> [PROBLEM STATEMENT] Copy down every line where the string "Touch" shows up.

START

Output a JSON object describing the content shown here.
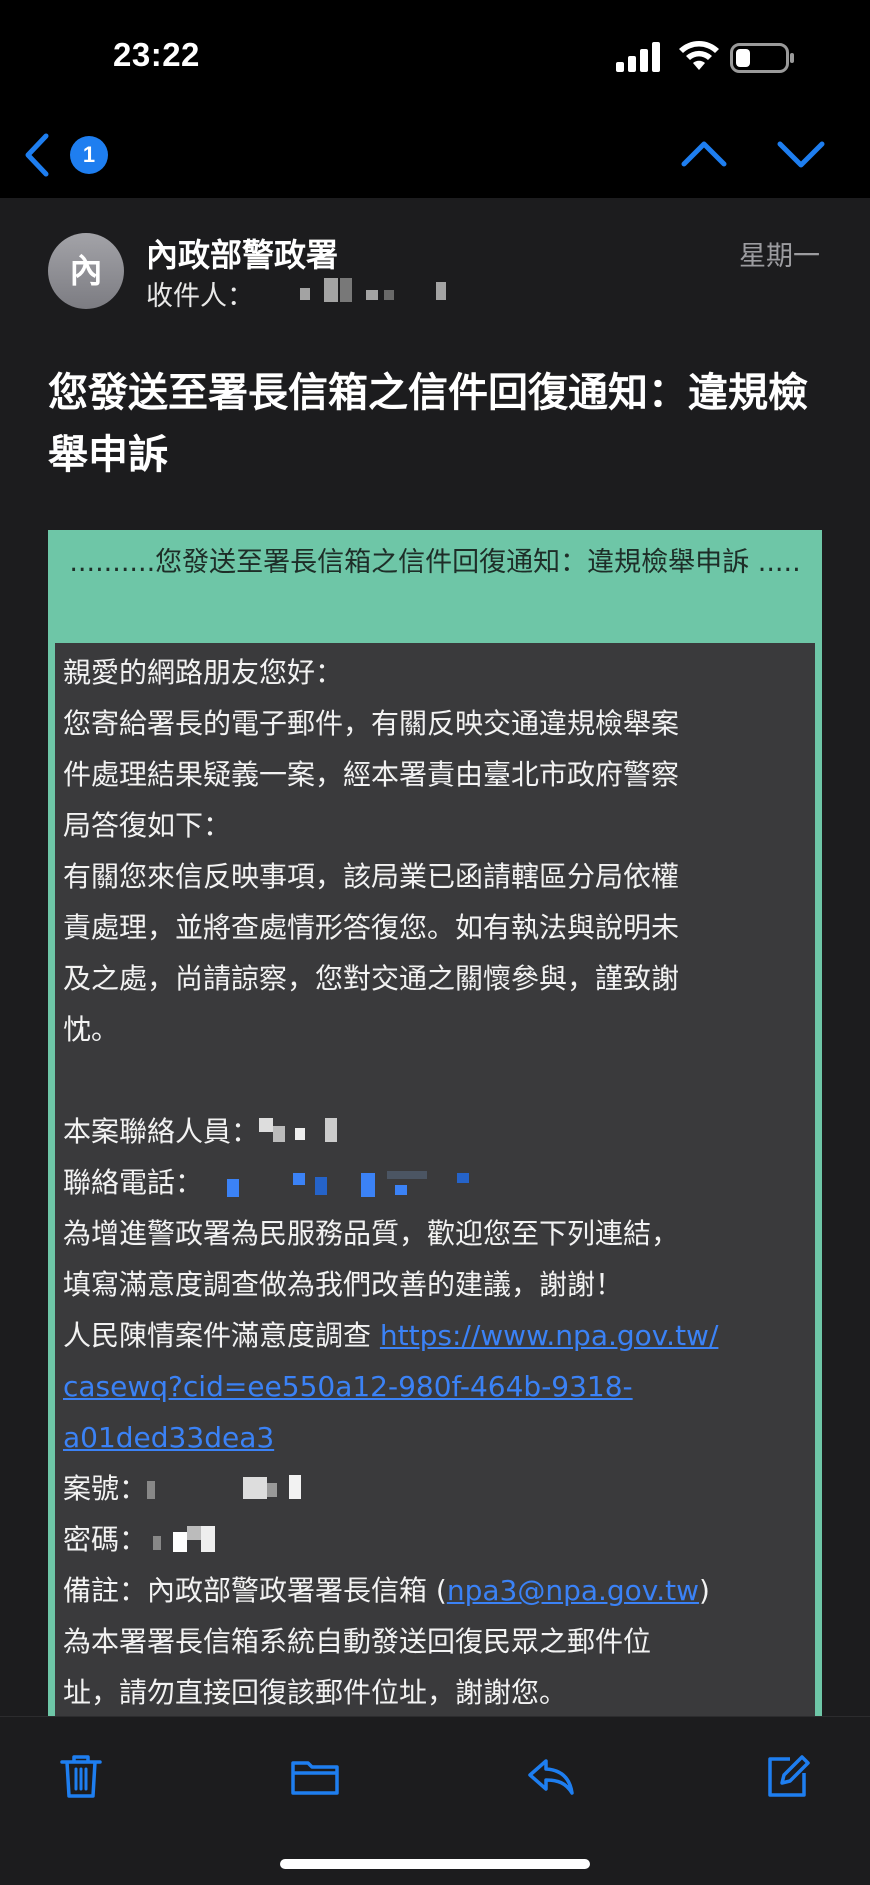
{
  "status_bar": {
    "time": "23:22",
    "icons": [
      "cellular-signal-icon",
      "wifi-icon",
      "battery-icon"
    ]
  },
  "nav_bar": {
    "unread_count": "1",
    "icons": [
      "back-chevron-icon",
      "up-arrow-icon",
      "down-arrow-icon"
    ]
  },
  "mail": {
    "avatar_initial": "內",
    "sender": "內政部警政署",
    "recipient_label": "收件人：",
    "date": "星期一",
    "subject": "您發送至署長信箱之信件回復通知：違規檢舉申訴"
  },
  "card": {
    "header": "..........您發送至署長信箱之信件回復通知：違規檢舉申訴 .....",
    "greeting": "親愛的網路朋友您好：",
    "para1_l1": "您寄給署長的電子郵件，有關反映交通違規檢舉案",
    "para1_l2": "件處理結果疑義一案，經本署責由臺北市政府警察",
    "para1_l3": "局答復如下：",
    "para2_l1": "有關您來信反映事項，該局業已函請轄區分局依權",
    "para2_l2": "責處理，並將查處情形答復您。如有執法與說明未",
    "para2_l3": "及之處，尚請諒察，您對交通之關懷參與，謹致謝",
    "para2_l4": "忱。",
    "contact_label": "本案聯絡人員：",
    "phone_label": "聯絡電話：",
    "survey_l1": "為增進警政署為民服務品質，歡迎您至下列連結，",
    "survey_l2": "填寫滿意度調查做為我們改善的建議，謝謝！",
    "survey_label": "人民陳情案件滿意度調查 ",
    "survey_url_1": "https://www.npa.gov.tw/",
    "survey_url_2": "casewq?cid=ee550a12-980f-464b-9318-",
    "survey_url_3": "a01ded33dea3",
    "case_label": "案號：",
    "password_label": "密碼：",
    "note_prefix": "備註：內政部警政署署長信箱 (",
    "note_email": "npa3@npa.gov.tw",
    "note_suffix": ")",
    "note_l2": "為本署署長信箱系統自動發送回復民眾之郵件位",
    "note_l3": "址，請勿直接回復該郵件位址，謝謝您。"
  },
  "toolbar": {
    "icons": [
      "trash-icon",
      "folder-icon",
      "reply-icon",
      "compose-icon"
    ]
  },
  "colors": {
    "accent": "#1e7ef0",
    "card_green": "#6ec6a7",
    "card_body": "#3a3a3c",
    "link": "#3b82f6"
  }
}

END
START

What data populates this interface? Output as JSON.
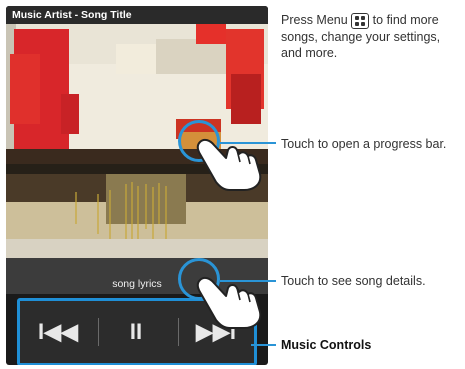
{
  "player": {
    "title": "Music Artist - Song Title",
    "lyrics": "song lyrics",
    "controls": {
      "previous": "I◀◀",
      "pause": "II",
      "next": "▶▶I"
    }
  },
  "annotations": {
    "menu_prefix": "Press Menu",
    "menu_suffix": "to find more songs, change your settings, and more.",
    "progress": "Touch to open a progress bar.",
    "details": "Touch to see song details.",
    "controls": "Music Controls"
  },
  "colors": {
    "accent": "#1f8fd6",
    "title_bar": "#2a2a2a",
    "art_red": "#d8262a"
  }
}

END
START

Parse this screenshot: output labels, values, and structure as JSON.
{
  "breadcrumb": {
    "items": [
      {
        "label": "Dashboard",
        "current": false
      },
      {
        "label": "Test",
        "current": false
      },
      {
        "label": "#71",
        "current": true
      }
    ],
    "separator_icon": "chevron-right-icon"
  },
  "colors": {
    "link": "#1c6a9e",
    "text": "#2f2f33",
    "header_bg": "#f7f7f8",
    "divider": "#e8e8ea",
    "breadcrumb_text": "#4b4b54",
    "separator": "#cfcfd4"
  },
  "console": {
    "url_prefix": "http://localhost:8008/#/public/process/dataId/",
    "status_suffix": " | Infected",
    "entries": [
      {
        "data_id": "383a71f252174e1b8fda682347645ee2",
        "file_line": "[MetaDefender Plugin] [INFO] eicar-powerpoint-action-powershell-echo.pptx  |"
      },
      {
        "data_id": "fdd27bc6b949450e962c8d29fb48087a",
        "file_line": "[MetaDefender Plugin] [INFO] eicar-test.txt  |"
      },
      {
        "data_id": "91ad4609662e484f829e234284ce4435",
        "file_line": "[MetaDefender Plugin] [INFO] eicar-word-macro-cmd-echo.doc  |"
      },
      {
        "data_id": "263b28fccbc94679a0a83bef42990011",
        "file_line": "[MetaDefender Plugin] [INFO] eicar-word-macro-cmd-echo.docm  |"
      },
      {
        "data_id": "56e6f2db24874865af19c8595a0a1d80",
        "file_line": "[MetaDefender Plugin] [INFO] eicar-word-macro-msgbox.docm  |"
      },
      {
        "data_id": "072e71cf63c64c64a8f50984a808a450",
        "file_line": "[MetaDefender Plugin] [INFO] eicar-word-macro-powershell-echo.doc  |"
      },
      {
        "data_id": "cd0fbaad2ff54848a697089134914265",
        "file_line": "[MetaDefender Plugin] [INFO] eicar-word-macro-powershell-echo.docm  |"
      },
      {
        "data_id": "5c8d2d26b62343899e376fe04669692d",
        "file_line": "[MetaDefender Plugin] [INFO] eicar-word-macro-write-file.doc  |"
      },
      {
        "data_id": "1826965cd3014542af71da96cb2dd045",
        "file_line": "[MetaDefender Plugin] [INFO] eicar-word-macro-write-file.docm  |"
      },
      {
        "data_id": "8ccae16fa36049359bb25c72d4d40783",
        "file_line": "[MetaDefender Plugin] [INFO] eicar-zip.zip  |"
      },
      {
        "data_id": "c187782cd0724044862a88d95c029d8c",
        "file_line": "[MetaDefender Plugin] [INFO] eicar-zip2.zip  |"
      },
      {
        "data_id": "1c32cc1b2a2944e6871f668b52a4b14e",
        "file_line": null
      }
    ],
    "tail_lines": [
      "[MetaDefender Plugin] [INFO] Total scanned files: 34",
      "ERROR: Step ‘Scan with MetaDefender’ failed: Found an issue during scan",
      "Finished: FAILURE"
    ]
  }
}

END

> [THE RESPONSE]
    "progress": "Touch to open a progress bar.",
    "details": "Touch to see song details.",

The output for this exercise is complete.